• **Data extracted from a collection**
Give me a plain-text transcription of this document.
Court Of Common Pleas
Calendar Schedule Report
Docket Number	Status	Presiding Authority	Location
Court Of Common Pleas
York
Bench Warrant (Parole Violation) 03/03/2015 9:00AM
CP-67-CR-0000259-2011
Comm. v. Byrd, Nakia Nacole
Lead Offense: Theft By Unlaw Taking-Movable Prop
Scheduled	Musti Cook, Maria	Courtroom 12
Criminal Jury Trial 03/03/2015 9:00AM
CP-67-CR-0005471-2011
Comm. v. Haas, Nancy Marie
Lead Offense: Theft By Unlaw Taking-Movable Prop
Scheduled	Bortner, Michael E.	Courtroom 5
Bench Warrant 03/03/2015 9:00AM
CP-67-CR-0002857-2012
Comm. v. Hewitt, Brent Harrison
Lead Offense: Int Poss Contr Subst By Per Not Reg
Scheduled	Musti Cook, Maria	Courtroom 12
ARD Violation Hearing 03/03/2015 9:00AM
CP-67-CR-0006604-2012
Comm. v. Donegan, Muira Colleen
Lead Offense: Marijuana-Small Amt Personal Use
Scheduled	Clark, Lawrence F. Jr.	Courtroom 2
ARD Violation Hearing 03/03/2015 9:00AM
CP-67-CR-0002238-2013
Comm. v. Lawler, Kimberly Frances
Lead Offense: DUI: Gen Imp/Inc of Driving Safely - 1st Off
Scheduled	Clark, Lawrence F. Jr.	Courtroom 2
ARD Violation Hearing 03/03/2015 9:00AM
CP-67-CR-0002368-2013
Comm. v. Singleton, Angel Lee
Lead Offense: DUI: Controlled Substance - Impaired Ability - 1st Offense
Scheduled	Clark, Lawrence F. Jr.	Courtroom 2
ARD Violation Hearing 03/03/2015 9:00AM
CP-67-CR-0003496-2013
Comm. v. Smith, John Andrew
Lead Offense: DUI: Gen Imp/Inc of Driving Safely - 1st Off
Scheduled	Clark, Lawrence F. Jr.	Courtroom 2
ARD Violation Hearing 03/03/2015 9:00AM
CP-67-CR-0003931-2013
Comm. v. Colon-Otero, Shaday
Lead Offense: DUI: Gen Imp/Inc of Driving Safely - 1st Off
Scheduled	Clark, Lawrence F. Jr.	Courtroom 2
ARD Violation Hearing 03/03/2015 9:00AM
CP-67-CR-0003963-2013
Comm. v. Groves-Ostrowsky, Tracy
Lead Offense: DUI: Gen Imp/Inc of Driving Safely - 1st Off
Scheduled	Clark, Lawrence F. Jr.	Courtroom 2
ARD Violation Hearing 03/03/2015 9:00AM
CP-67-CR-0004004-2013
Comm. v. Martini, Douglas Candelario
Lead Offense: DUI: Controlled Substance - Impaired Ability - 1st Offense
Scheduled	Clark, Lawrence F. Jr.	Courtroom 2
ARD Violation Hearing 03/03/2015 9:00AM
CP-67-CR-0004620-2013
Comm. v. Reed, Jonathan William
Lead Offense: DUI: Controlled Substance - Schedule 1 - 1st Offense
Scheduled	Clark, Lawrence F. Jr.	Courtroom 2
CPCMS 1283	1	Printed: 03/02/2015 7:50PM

• **Directions for this task**
Your task is to print all of the records exactly.

• **Reply**
Give me a plain-text transcription of this document.
Court Of Common Pleas
Calendar Schedule Report
Docket Number	Status	Presiding Authority	Location
Court Of Common Pleas
York
Bench Warrant (Parole Violation) 03/03/2015 9:00AM
CP-67-CR-0000259-2011
Comm. v. Byrd, Nakia Nacole
Lead Offense: Theft By Unlaw Taking-Movable Prop
Scheduled	Musti Cook, Maria	Courtroom 12
Criminal Jury Trial 03/03/2015 9:00AM
CP-67-CR-0005471-2011
Comm. v. Haas, Nancy Marie
Lead Offense: Theft By Unlaw Taking-Movable Prop
Scheduled	Bortner, Michael E.	Courtroom 5
Bench Warrant 03/03/2015 9:00AM
CP-67-CR-0002857-2012
Comm. v. Hewitt, Brent Harrison
Lead Offense: Int Poss Contr Subst By Per Not Reg
Scheduled	Musti Cook, Maria	Courtroom 12
ARD Violation Hearing 03/03/2015 9:00AM
CP-67-CR-0006604-2012
Comm. v. Donegan, Muira Colleen
Lead Offense: Marijuana-Small Amt Personal Use
Scheduled	Clark, Lawrence F. Jr.	Courtroom 2
ARD Violation Hearing 03/03/2015 9:00AM
CP-67-CR-0002238-2013
Comm. v. Lawler, Kimberly Frances
Lead Offense: DUI: Gen Imp/Inc of Driving Safely - 1st Off
Scheduled	Clark, Lawrence F. Jr.	Courtroom 2
ARD Violation Hearing 03/03/2015 9:00AM
CP-67-CR-0002368-2013
Comm. v. Singleton, Angel Lee
Lead Offense: DUI: Controlled Substance - Impaired Ability - 1st Offense
Scheduled	Clark, Lawrence F. Jr.	Courtroom 2
ARD Violation Hearing 03/03/2015 9:00AM
CP-67-CR-0003496-2013
Comm. v. Smith, John Andrew
Lead Offense: DUI: Gen Imp/Inc of Driving Safely - 1st Off
Scheduled	Clark, Lawrence F. Jr.	Courtroom 2
ARD Violation Hearing 03/03/2015 9:00AM
CP-67-CR-0003931-2013
Comm. v. Colon-Otero, Shaday
Lead Offense: DUI: Gen Imp/Inc of Driving Safely - 1st Off
Scheduled	Clark, Lawrence F. Jr.	Courtroom 2
ARD Violation Hearing 03/03/2015 9:00AM
CP-67-CR-0003963-2013
Comm. v. Groves-Ostrowsky, Tracy
Lead Offense: DUI: Gen Imp/Inc of Driving Safely - 1st Off
Scheduled	Clark, Lawrence F. Jr.	Courtroom 2
ARD Violation Hearing 03/03/2015 9:00AM
CP-67-CR-0004004-2013
Comm. v. Martini, Douglas Candelario
Lead Offense: DUI: Controlled Substance - Impaired Ability - 1st Offense
Scheduled	Clark, Lawrence F. Jr.	Courtroom 2
ARD Violation Hearing 03/03/2015 9:00AM
CP-67-CR-0004620-2013
Comm. v. Reed, Jonathan William
Lead Offense: DUI: Controlled Substance - Schedule 1 - 1st Offense
Scheduled	Clark, Lawrence F. Jr.	Courtroom 2
CPCMS 1283	1	Printed: 03/02/2015 7:50PM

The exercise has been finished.